Extract each line holding the word "БАЗА" from the entries.

==== Source records

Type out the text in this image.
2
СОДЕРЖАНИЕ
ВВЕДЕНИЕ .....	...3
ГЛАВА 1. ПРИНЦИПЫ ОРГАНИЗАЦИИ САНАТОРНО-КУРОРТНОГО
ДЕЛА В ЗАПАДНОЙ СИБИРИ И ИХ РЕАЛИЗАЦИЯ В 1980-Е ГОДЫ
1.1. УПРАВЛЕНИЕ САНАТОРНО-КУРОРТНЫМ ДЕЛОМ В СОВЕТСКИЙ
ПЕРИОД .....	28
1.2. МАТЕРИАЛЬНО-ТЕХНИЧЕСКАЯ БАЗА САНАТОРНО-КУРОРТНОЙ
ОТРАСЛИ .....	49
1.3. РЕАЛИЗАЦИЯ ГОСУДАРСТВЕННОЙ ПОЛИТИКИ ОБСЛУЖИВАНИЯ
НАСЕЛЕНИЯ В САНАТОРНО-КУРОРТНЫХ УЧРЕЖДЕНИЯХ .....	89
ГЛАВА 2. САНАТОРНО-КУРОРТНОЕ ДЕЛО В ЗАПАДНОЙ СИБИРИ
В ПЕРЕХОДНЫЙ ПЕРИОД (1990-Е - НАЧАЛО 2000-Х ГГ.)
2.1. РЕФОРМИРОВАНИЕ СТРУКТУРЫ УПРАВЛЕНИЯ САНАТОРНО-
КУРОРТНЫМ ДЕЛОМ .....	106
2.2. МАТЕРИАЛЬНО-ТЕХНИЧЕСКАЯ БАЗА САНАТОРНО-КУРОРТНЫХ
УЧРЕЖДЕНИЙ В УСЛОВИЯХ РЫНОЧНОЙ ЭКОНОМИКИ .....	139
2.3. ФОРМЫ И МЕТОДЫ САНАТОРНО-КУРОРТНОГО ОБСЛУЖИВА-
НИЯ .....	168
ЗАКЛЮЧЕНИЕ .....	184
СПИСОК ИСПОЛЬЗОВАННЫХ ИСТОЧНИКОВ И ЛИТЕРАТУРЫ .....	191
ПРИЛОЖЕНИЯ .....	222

========

Task solution
1.2. МАТЕРИАЛЬНО-ТЕХНИЧЕСКАЯ БАЗА САНАТОРНО-КУРОРТНОЙ
2.2. МАТЕРИАЛЬНО-ТЕХНИЧЕСКАЯ БАЗА САНАТОРНО-КУРОРТНЫХ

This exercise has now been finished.